━━━━━ Material to process ━━━━━

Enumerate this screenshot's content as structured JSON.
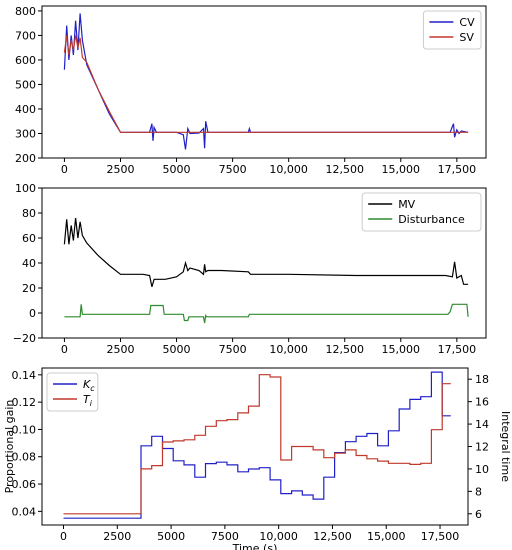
{
  "chart_data": [
    {
      "type": "line",
      "xlim": [
        -1000,
        18800
      ],
      "ylim": [
        200,
        820
      ],
      "x_ticks": [
        0,
        2500,
        5000,
        7500,
        10000,
        12500,
        15000,
        17500
      ],
      "x_tick_labels": [
        "0",
        "2500",
        "5000",
        "7500",
        "10,000",
        "12,500",
        "15,000",
        "17,500"
      ],
      "y_ticks": [
        200,
        300,
        400,
        500,
        600,
        700,
        800
      ],
      "y_tick_labels": [
        "200",
        "300",
        "400",
        "500",
        "600",
        "700",
        "800"
      ],
      "grid": false,
      "legend_position": "top-right",
      "series": [
        {
          "name": "CV",
          "color": "#2020c8",
          "x": [
            0,
            100,
            200,
            300,
            400,
            500,
            600,
            700,
            800,
            1000,
            1500,
            2000,
            2500,
            3000,
            3800,
            3900,
            3950,
            4000,
            4100,
            5000,
            5300,
            5400,
            5500,
            5600,
            6000,
            6200,
            6250,
            6300,
            6400,
            7000,
            8200,
            8250,
            8300,
            9000,
            12000,
            15000,
            17200,
            17350,
            17400,
            17500,
            17600,
            17700,
            18000
          ],
          "y": [
            560,
            740,
            600,
            700,
            620,
            760,
            640,
            790,
            680,
            580,
            480,
            380,
            305,
            305,
            305,
            340,
            270,
            325,
            305,
            305,
            295,
            235,
            320,
            300,
            302,
            320,
            240,
            350,
            305,
            305,
            305,
            320,
            305,
            305,
            305,
            305,
            305,
            340,
            285,
            315,
            300,
            310,
            305
          ]
        },
        {
          "name": "SV",
          "color": "#c0392b",
          "x": [
            0,
            100,
            200,
            300,
            400,
            500,
            600,
            700,
            800,
            1000,
            1500,
            2000,
            2500,
            5000,
            10000,
            15000,
            18000
          ],
          "y": [
            630,
            700,
            620,
            680,
            640,
            700,
            650,
            690,
            610,
            590,
            480,
            390,
            305,
            305,
            305,
            305,
            305
          ]
        }
      ]
    },
    {
      "type": "line",
      "xlim": [
        -1000,
        18800
      ],
      "ylim": [
        -20,
        100
      ],
      "x_ticks": [
        0,
        2500,
        5000,
        7500,
        10000,
        12500,
        15000,
        17500
      ],
      "x_tick_labels": [
        "0",
        "2500",
        "5000",
        "7500",
        "10,000",
        "12,500",
        "15,000",
        "17,500"
      ],
      "y_ticks": [
        -20,
        0,
        20,
        40,
        60,
        80,
        100
      ],
      "y_tick_labels": [
        "−20",
        "0",
        "20",
        "40",
        "60",
        "80",
        "100"
      ],
      "grid": false,
      "legend_position": "top-right",
      "series": [
        {
          "name": "MV",
          "color": "#000000",
          "x": [
            0,
            100,
            200,
            300,
            400,
            500,
            600,
            700,
            800,
            1000,
            1500,
            2000,
            2500,
            3500,
            3800,
            3900,
            4000,
            4500,
            5000,
            5300,
            5400,
            5500,
            5600,
            6000,
            6200,
            6250,
            6300,
            6400,
            7000,
            8200,
            8300,
            10000,
            13000,
            17000,
            17300,
            17400,
            17500,
            17700,
            17800,
            18000
          ],
          "y": [
            55,
            75,
            55,
            70,
            58,
            76,
            60,
            73,
            62,
            56,
            46,
            38,
            31,
            31,
            30,
            21,
            27,
            27,
            29,
            33,
            40,
            34,
            36,
            34,
            31,
            39,
            33,
            34,
            34,
            33,
            31,
            31,
            30,
            30,
            29,
            41,
            28,
            30,
            23,
            23
          ]
        },
        {
          "name": "Disturbance",
          "color": "#2e8b2e",
          "x": [
            0,
            700,
            750,
            800,
            3800,
            3850,
            4400,
            4450,
            5300,
            5350,
            5500,
            5550,
            6200,
            6250,
            6300,
            6350,
            8200,
            8250,
            17100,
            17200,
            17300,
            17950,
            18000
          ],
          "y": [
            -3,
            -3,
            7,
            -1,
            -1,
            6,
            6,
            -1,
            -1,
            -6,
            -6,
            -3,
            -3,
            -8,
            -2,
            -3,
            -3,
            -1,
            -1,
            1,
            7,
            7,
            -3
          ]
        }
      ]
    },
    {
      "type": "line",
      "step": true,
      "xlabel": "Time (s)",
      "ylabel": "Proportional gain",
      "ylabel_right": "Integral time",
      "xlim": [
        -1000,
        18800
      ],
      "ylim": [
        0.03,
        0.145
      ],
      "ylim_right": [
        5,
        19
      ],
      "x_ticks": [
        0,
        2500,
        5000,
        7500,
        10000,
        12500,
        15000,
        17500
      ],
      "x_tick_labels": [
        "0",
        "2500",
        "5000",
        "7500",
        "10,000",
        "12,500",
        "15,000",
        "17,500"
      ],
      "y_ticks": [
        0.04,
        0.06,
        0.08,
        0.1,
        0.12,
        0.14
      ],
      "y_tick_labels": [
        "0.04",
        "0.06",
        "0.08",
        "0.10",
        "0.12",
        "0.14"
      ],
      "y_ticks_right": [
        6,
        8,
        10,
        12,
        14,
        16,
        18
      ],
      "y_tick_labels_right": [
        "6",
        "8",
        "10",
        "12",
        "14",
        "16",
        "18"
      ],
      "grid": false,
      "legend_position": "top-left",
      "series": [
        {
          "name": "K",
          "subscript": "c",
          "color": "#2020c8",
          "axis": "left",
          "x": [
            0,
            3600,
            4100,
            4600,
            5100,
            5600,
            6100,
            6600,
            7100,
            7600,
            8100,
            8600,
            9100,
            9600,
            10100,
            10600,
            11100,
            11600,
            12100,
            12600,
            13100,
            13600,
            14100,
            14600,
            15100,
            15600,
            16100,
            16600,
            17100,
            17600,
            18000
          ],
          "y": [
            0.035,
            0.088,
            0.095,
            0.086,
            0.077,
            0.074,
            0.065,
            0.075,
            0.076,
            0.074,
            0.069,
            0.071,
            0.072,
            0.063,
            0.053,
            0.055,
            0.052,
            0.049,
            0.065,
            0.083,
            0.091,
            0.095,
            0.097,
            0.088,
            0.099,
            0.115,
            0.122,
            0.124,
            0.142,
            0.11,
            0.11
          ]
        },
        {
          "name": "T",
          "subscript": "i",
          "color": "#c0392b",
          "axis": "right",
          "x": [
            0,
            3600,
            4100,
            4600,
            5100,
            5600,
            6100,
            6600,
            7100,
            7600,
            8100,
            8600,
            9100,
            9600,
            10100,
            10600,
            11100,
            11600,
            12100,
            12600,
            13100,
            13600,
            14100,
            14600,
            15100,
            15600,
            16100,
            16600,
            17100,
            17600,
            18000
          ],
          "y": [
            6,
            10,
            10.3,
            12.4,
            12.5,
            12.6,
            13,
            13.8,
            14.3,
            14.4,
            15,
            15.6,
            18.4,
            18.2,
            10.8,
            12,
            12,
            11.7,
            11,
            11.4,
            11.7,
            11.2,
            10.9,
            10.7,
            10.5,
            10.5,
            10.4,
            10.5,
            13.5,
            17.6,
            17.6
          ]
        }
      ]
    }
  ]
}
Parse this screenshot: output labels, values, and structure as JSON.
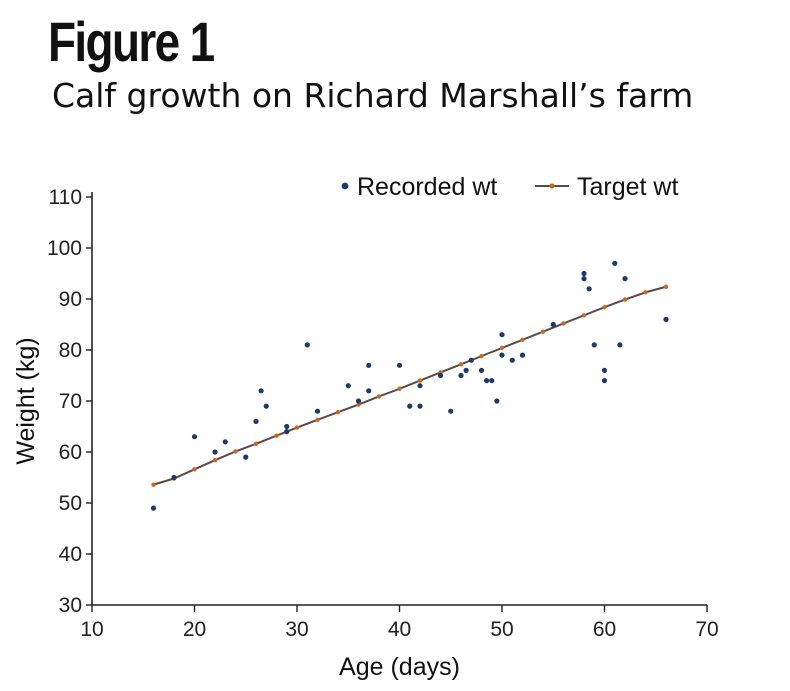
{
  "figure": {
    "title": "Figure 1",
    "subtitle": "Calf growth on Richard Marshall’s farm"
  },
  "colors": {
    "recorded": "#1f3a68",
    "target_line": "#5b4a45",
    "target_marker": "#c8692a",
    "axis": "#222222"
  },
  "chart_data": {
    "type": "scatter",
    "xlabel": "Age (days)",
    "ylabel": "Weight (kg)",
    "xlim": [
      10,
      70
    ],
    "ylim": [
      30,
      110
    ],
    "x_ticks": [
      10,
      20,
      30,
      40,
      50,
      60,
      70
    ],
    "y_ticks": [
      30,
      40,
      50,
      60,
      70,
      80,
      90,
      100,
      110
    ],
    "grid": false,
    "legend_position": "top-right",
    "series": [
      {
        "name": "Recorded wt",
        "kind": "scatter",
        "points": [
          [
            16,
            49
          ],
          [
            18,
            55
          ],
          [
            20,
            63
          ],
          [
            22,
            60
          ],
          [
            23,
            62
          ],
          [
            25,
            59
          ],
          [
            26,
            66
          ],
          [
            26.5,
            72
          ],
          [
            27,
            69
          ],
          [
            29,
            64
          ],
          [
            29,
            65
          ],
          [
            31,
            81
          ],
          [
            32,
            68
          ],
          [
            35,
            73
          ],
          [
            36,
            70
          ],
          [
            37,
            77
          ],
          [
            37,
            72
          ],
          [
            40,
            77
          ],
          [
            41,
            69
          ],
          [
            42,
            73
          ],
          [
            42,
            69
          ],
          [
            44,
            75
          ],
          [
            45,
            68
          ],
          [
            46,
            75
          ],
          [
            46.5,
            76
          ],
          [
            47,
            78
          ],
          [
            48,
            76
          ],
          [
            48.5,
            74
          ],
          [
            49,
            74
          ],
          [
            49.5,
            70
          ],
          [
            50,
            83
          ],
          [
            50,
            79
          ],
          [
            51,
            78
          ],
          [
            52,
            79
          ],
          [
            55,
            85
          ],
          [
            58,
            95
          ],
          [
            58,
            94
          ],
          [
            58.5,
            92
          ],
          [
            59,
            81
          ],
          [
            60,
            74
          ],
          [
            60,
            76
          ],
          [
            61,
            97
          ],
          [
            61.5,
            81
          ],
          [
            62,
            94
          ],
          [
            66,
            86
          ]
        ]
      },
      {
        "name": "Target wt",
        "kind": "line",
        "x": [
          16,
          18,
          20,
          22,
          24,
          26,
          28,
          30,
          32,
          34,
          36,
          38,
          40,
          42,
          44,
          46,
          48,
          50,
          52,
          54,
          56,
          58,
          60,
          62,
          64,
          66
        ],
        "y": [
          53.6,
          54.8,
          56.6,
          58.4,
          60.1,
          61.6,
          63.2,
          64.8,
          66.3,
          67.8,
          69.3,
          70.9,
          72.4,
          74.0,
          75.6,
          77.2,
          78.8,
          80.4,
          82.0,
          83.6,
          85.2,
          86.8,
          88.4,
          89.9,
          91.3,
          92.4
        ]
      }
    ]
  }
}
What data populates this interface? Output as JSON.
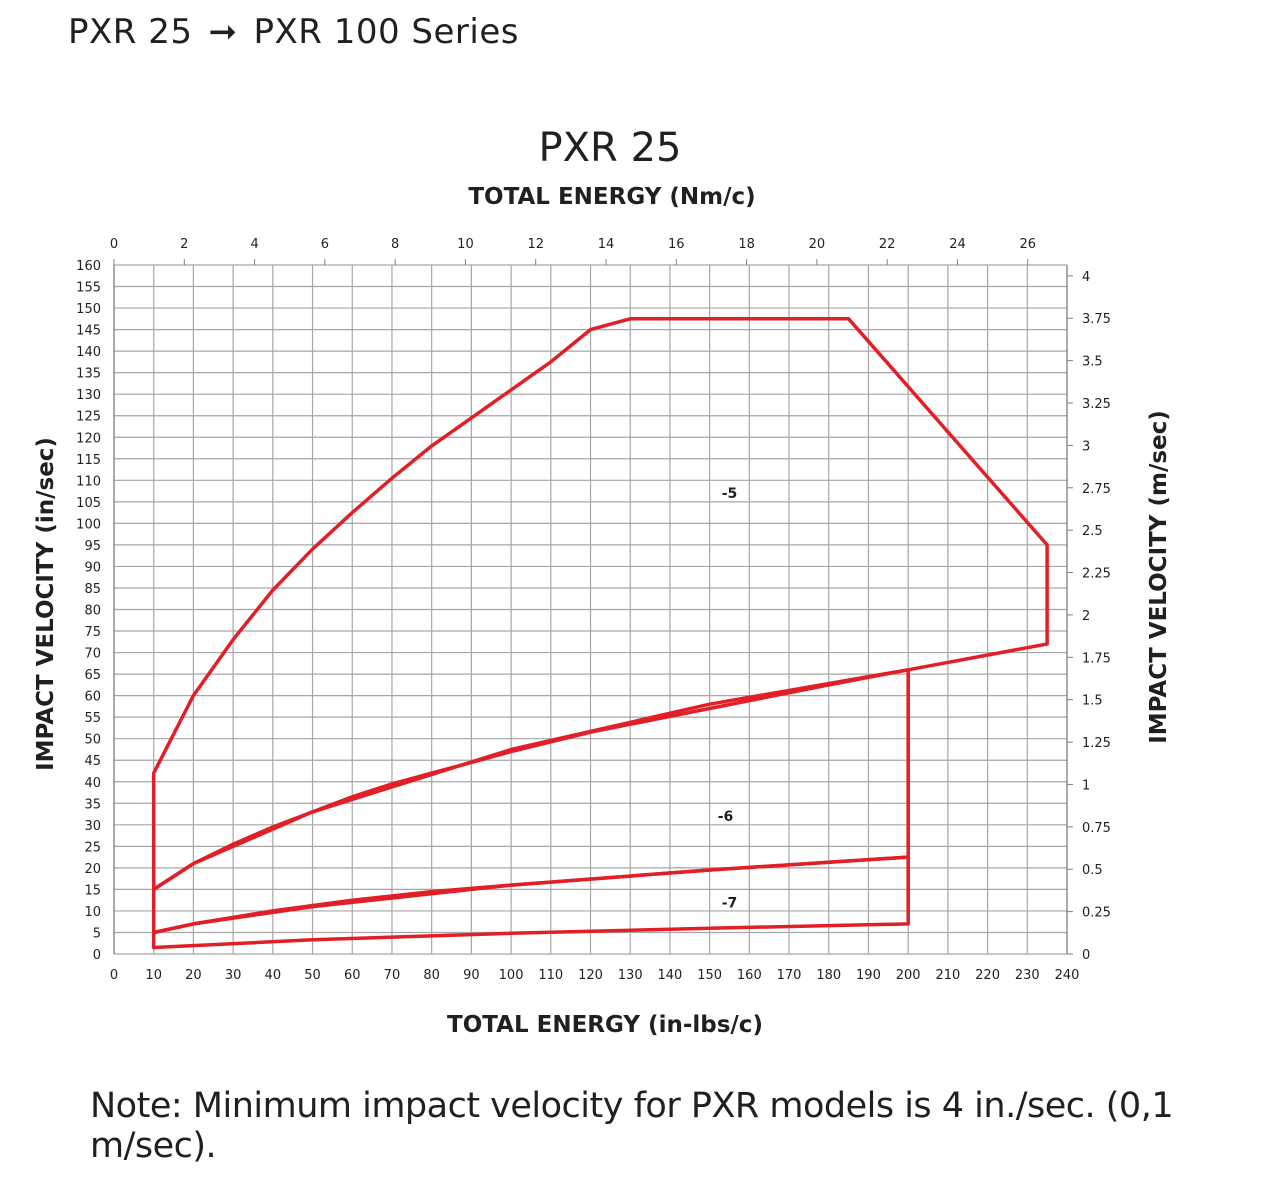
{
  "header": {
    "left": "PXR 25",
    "arrow": "➞",
    "right": "PXR 100 Series"
  },
  "note": "Note: Minimum impact velocity for PXR models is 4 in./sec. (0,1 m/sec).",
  "chart_data": {
    "type": "line",
    "title": "PXR 25",
    "xlabel": "TOTAL ENERGY (in-lbs/c)",
    "x2label": "TOTAL ENERGY (Nm/c)",
    "ylabel": "IMPACT VELOCITY (in/sec)",
    "y2label": "IMPACT VELOCITY (m/sec)",
    "xlim": [
      0,
      240
    ],
    "ylim": [
      0,
      160
    ],
    "x_ticks": [
      0,
      10,
      20,
      30,
      40,
      50,
      60,
      70,
      80,
      90,
      100,
      110,
      120,
      130,
      140,
      150,
      160,
      170,
      180,
      190,
      200,
      210,
      220,
      230,
      240
    ],
    "y_ticks": [
      0,
      5,
      10,
      15,
      20,
      25,
      30,
      35,
      40,
      45,
      50,
      55,
      60,
      65,
      70,
      75,
      80,
      85,
      90,
      95,
      100,
      105,
      110,
      115,
      120,
      125,
      130,
      135,
      140,
      145,
      150,
      155,
      160
    ],
    "x2_ticks": [
      "0",
      "2",
      "4",
      "6",
      "8",
      "10",
      "12",
      "14",
      "16",
      "18",
      "20",
      "22",
      "24",
      "26"
    ],
    "x2_per_x": 8.8507,
    "y2_ticks": [
      "0",
      "0.25",
      "0.5",
      "0.75",
      "1",
      "1.25",
      "1.5",
      "1.75",
      "2",
      "2.25",
      "2.5",
      "2.75",
      "3",
      "3.25",
      "3.5",
      "3.75",
      "4"
    ],
    "y2_per_y": 39.37,
    "grid": true,
    "line_color": "#e21f26",
    "grid_color": "#a6a6a6",
    "series": [
      {
        "name": "-5",
        "x": [
          10,
          10,
          20,
          30,
          40,
          50,
          60,
          70,
          80,
          90,
          100,
          110,
          120,
          130,
          185,
          235,
          235,
          200,
          150,
          100,
          50,
          20,
          10
        ],
        "y": [
          15,
          42,
          60,
          73,
          84.5,
          94,
          102.5,
          110.5,
          118,
          124.5,
          131,
          137.5,
          145,
          147.5,
          147.5,
          95,
          72,
          66,
          58,
          47.5,
          33,
          21,
          15
        ],
        "label_x": 155,
        "label_y": 107
      },
      {
        "name": "-6",
        "x": [
          10,
          10,
          20,
          30,
          40,
          50,
          60,
          70,
          80,
          90,
          100,
          120,
          150,
          180,
          200,
          200,
          200,
          150,
          100,
          50,
          20,
          10
        ],
        "y": [
          5,
          15,
          21,
          25.5,
          29.5,
          33,
          36.5,
          39.5,
          42,
          44.5,
          47,
          51.5,
          57,
          62.5,
          66,
          22.5,
          22.5,
          19.5,
          16,
          11,
          7,
          5
        ],
        "label_x": 154,
        "label_y": 32
      },
      {
        "name": "-7",
        "x": [
          10,
          10,
          20,
          40,
          60,
          80,
          100,
          150,
          200,
          200,
          200,
          150,
          100,
          50,
          10
        ],
        "y": [
          1.5,
          5,
          7,
          10,
          12.5,
          14.5,
          16,
          19.5,
          22.5,
          7,
          7,
          6,
          4.8,
          3.3,
          1.5
        ],
        "label_x": 155,
        "label_y": 12
      }
    ]
  }
}
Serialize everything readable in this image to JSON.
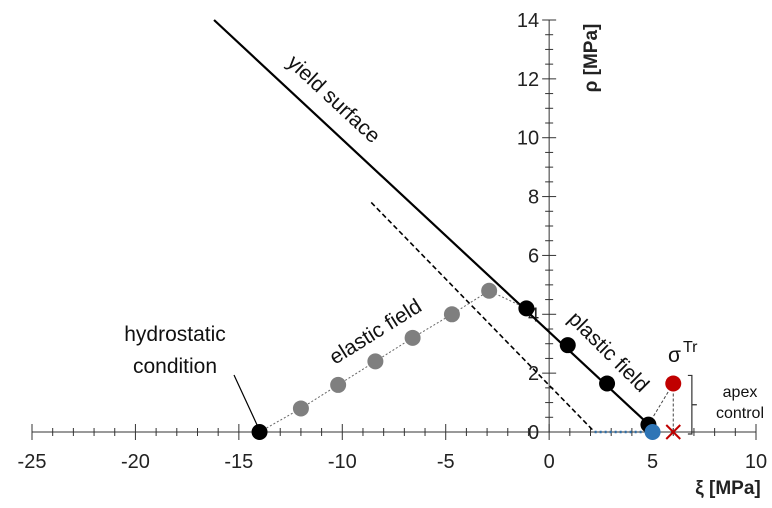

━━━━━

Each line in the data that holds the string "this" should be found and copied.

◆ Exercise solution ◆
Enumerate this screenshot's content as structured JSON.
Parse this screenshot: output labels, values, and structure as JSON.
What data populates this interface? Output as JSON.
Serialize everything readable in this image to JSON.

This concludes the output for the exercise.